Transcribe the listing word for word.

— START Provided information —

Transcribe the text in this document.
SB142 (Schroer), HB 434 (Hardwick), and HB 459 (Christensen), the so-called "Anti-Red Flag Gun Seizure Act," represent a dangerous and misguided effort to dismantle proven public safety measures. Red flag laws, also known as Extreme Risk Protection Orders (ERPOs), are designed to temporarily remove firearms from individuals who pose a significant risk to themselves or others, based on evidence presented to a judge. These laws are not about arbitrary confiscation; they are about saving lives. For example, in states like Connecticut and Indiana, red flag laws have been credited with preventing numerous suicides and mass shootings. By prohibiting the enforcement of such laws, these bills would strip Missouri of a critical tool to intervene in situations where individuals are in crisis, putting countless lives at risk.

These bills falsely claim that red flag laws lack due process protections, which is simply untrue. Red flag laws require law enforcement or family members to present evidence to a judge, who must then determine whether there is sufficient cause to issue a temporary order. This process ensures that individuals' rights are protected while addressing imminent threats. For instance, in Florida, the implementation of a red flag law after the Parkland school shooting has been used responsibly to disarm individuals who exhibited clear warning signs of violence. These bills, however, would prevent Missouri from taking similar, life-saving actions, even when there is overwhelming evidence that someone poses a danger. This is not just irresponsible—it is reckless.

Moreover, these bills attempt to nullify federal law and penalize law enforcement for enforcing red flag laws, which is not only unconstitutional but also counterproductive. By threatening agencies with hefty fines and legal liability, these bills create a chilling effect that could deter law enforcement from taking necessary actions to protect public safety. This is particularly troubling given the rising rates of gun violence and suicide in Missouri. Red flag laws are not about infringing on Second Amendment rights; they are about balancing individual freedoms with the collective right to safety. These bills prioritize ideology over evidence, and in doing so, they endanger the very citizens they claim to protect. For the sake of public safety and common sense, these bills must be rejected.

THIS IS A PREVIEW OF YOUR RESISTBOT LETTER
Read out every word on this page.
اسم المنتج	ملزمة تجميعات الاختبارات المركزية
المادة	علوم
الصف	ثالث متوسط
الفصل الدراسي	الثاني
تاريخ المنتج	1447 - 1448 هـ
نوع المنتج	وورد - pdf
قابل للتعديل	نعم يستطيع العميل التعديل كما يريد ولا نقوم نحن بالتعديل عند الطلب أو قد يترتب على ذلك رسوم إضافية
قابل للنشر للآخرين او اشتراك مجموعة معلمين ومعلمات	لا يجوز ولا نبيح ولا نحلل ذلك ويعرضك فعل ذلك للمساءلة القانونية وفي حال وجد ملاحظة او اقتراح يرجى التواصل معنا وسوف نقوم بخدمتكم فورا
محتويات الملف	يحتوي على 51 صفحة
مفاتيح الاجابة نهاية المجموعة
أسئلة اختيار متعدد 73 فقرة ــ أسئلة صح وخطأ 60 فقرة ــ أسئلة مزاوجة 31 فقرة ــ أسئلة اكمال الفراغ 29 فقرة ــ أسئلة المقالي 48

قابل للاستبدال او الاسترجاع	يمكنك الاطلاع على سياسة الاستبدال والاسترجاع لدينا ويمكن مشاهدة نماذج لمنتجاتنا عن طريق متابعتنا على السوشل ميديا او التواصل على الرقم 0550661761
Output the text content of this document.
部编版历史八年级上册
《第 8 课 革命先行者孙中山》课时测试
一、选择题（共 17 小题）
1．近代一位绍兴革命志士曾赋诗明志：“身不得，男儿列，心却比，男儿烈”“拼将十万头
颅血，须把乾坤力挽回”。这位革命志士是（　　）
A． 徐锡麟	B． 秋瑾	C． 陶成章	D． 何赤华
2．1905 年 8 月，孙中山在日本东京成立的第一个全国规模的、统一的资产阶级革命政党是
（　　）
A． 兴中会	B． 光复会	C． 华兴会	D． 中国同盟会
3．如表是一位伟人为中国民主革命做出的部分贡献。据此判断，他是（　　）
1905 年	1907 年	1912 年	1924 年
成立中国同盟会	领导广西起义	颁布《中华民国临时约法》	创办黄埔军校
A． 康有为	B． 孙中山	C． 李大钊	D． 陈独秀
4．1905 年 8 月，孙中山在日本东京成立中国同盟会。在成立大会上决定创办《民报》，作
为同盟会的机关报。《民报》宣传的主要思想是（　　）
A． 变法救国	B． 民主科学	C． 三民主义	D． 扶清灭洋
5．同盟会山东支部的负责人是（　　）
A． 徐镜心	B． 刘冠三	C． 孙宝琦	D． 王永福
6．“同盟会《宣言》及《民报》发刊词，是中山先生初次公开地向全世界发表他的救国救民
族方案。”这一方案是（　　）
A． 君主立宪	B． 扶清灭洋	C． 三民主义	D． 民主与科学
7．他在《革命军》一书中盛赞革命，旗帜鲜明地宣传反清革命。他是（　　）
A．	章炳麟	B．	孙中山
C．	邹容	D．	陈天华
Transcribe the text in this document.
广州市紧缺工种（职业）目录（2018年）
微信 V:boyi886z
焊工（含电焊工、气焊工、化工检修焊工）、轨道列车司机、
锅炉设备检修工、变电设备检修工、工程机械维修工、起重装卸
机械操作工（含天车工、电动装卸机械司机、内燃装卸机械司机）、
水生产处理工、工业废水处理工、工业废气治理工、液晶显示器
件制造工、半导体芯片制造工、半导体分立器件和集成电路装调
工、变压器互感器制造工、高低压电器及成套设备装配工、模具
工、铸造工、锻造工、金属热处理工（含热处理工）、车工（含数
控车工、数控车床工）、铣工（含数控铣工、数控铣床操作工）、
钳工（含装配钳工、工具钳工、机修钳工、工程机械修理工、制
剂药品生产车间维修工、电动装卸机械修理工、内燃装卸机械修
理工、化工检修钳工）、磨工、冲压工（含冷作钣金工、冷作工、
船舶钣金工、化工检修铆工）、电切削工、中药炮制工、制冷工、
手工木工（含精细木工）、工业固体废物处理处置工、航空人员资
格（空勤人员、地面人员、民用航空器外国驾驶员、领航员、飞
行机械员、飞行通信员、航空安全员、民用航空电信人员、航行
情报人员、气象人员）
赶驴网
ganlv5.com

— END Provided information —

→ **Task response**
Transcribe the text in this document.
SB142 (Schroer), HB 434 (Hardwick), and HB 459 (Christensen), the so-called "Anti-Red Flag Gun Seizure Act," represent a dangerous and misguided effort to dismantle proven public safety measures. Red flag laws, also known as Extreme Risk Protection Orders (ERPOs), are designed to temporarily remove firearms from individuals who pose a significant risk to themselves or others, based on evidence presented to a judge. These laws are not about arbitrary confiscation; they are about saving lives. For example, in states like Connecticut and Indiana, red flag laws have been credited with preventing numerous suicides and mass shootings. By prohibiting the enforcement of such laws, these bills would strip Missouri of a critical tool to intervene in situations where individuals are in crisis, putting countless lives at risk.

These bills falsely claim that red flag laws lack due process protections, which is simply untrue. Red flag laws require law enforcement or family members to present evidence to a judge, who must then determine whether there is sufficient cause to issue a temporary order. This process ensures that individuals' rights are protected while addressing imminent threats. For instance, in Florida, the implementation of a red flag law after the Parkland school shooting has been used responsibly to disarm individuals who exhibited clear warning signs of violence. These bills, however, would prevent Missouri from taking similar, life-saving actions, even when there is overwhelming evidence that someone poses a danger. This is not just irresponsible—it is reckless.

Moreover, these bills attempt to nullify federal law and penalize law enforcement for enforcing red flag laws, which is not only unconstitutional but also counterproductive. By threatening agencies with hefty fines and legal liability, these bills create a chilling effect that could deter law enforcement from taking necessary actions to protect public safety. This is particularly troubling given the rising rates of gun violence and suicide in Missouri. Red flag laws are not about infringing on Second Amendment rights; they are about balancing individual freedoms with the collective right to safety. These bills prioritize ideology over evidence, and in doing so, they endanger the very citizens they claim to protect. For the sake of public safety and common sense, these bills must be rejected.

THIS IS A PREVIEW OF YOUR RESISTBOT LETTER
Read out every word on this page.
اسم المنتج	ملزمة تجميعات الاختبارات المركزية
المادة	علوم
الصف	ثالث متوسط
الفصل الدراسي	الثاني
تاريخ المنتج	1447 - 1448 هـ
نوع المنتج	وورد - pdf
قابل للتعديل	نعم يستطيع العميل التعديل كما يريد ولا نقوم نحن بالتعديل عند الطلب أو قد يترتب على ذلك رسوم إضافية
قابل للنشر للآخرين او اشتراك مجموعة معلمين ومعلمات	لا يجوز ولا نبيح ولا نحلل ذلك ويعرضك فعل ذلك للمساءلة القانونية وفي حال وجد ملاحظة او اقتراح يرجى التواصل معنا وسوف نقوم بخدمتكم فورا
محتويات الملف	يحتوي على 51 صفحة
مفاتيح الاجابة نهاية المجموعة
أسئلة اختيار متعدد 73 فقرة ــ أسئلة صح وخطأ 60 فقرة ــ أسئلة مزاوجة 31 فقرة ــ أسئلة اكمال الفراغ 29 فقرة ــ أسئلة المقالي 48

قابل للاستبدال او الاسترجاع	يمكنك الاطلاع على سياسة الاستبدال والاسترجاع لدينا ويمكن مشاهدة نماذج لمنتجاتنا عن طريق متابعتنا على السوشل ميديا او التواصل على الرقم 0550661761
Output the text content of this document.
部编版历史八年级上册
《第 8 课 革命先行者孙中山》课时测试
一、选择题（共 17 小题）
1．近代一位绍兴革命志士曾赋诗明志：“身不得，男儿列，心却比，男儿烈”“拼将十万头
颅血，须把乾坤力挽回”。这位革命志士是（　　）
A． 徐锡麟	B． 秋瑾	C． 陶成章	D． 何赤华
2．1905 年 8 月，孙中山在日本东京成立的第一个全国规模的、统一的资产阶级革命政党是
（　　）
A． 兴中会	B． 光复会	C． 华兴会	D． 中国同盟会
3．如表是一位伟人为中国民主革命做出的部分贡献。据此判断，他是（　　）
1905 年	1907 年	1912 年	1924 年
成立中国同盟会	领导广西起义	颁布《中华民国临时约法》	创办黄埔军校
A． 康有为	B． 孙中山	C． 李大钊	D． 陈独秀
4．1905 年 8 月，孙中山在日本东京成立中国同盟会。在成立大会上决定创办《民报》，作
为同盟会的机关报。《民报》宣传的主要思想是（　　）
A． 变法救国	B． 民主科学	C． 三民主义	D． 扶清灭洋
5．同盟会山东支部的负责人是（　　）
A． 徐镜心	B． 刘冠三	C． 孙宝琦	D． 王永福
6．“同盟会《宣言》及《民报》发刊词，是中山先生初次公开地向全世界发表他的救国救民
族方案。”这一方案是（　　）
A． 君主立宪	B． 扶清灭洋	C． 三民主义	D． 民主与科学
7．他在《革命军》一书中盛赞革命，旗帜鲜明地宣传反清革命。他是（　　）
A．	章炳麟	B．	孙中山
C．	邹容	D．	陈天华
Transcribe the text in this document.
广州市紧缺工种（职业）目录（2018年）
微信 V:boyi886z
焊工（含电焊工、气焊工、化工检修焊工）、轨道列车司机、
锅炉设备检修工、变电设备检修工、工程机械维修工、起重装卸
机械操作工（含天车工、电动装卸机械司机、内燃装卸机械司机）、
水生产处理工、工业废水处理工、工业废气治理工、液晶显示器
件制造工、半导体芯片制造工、半导体分立器件和集成电路装调
工、变压器互感器制造工、高低压电器及成套设备装配工、模具
工、铸造工、锻造工、金属热处理工（含热处理工）、车工（含数
控车工、数控车床工）、铣工（含数控铣工、数控铣床操作工）、
钳工（含装配钳工、工具钳工、机修钳工、工程机械修理工、制
剂药品生产车间维修工、电动装卸机械修理工、内燃装卸机械修
理工、化工检修钳工）、磨工、冲压工（含冷作钣金工、冷作工、
船舶钣金工、化工检修铆工）、电切削工、中药炮制工、制冷工、
手工木工（含精细木工）、工业固体废物处理处置工、航空人员资
格（空勤人员、地面人员、民用航空器外国驾驶员、领航员、飞
行机械员、飞行通信员、航空安全员、民用航空电信人员、航行
情报人员、气象人员）
赶驴网
ganlv5.com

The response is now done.